↓↓↓

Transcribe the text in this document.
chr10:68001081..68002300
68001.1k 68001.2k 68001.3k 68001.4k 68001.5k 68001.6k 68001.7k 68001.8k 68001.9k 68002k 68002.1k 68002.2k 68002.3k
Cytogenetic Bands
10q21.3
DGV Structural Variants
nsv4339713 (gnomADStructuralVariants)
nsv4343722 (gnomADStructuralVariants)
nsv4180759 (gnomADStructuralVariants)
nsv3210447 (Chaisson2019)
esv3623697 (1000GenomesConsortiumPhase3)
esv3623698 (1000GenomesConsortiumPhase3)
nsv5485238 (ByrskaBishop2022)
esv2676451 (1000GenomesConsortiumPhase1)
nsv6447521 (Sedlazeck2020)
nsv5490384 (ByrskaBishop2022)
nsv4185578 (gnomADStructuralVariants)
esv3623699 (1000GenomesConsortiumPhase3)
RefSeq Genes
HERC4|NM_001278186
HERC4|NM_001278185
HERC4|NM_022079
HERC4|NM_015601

↑↑↑

• **YOUR INSTRUCTIONS**: Which lines in the listing have the string "gnomADStructuralVariants"? Pick them out and copy them.

• **SOLUTION FOR THIS EXERCISE**:
nsv4339713 (gnomADStructuralVariants)
nsv4343722 (gnomADStructuralVariants)
nsv4180759 (gnomADStructuralVariants)
nsv4185578 (gnomADStructuralVariants)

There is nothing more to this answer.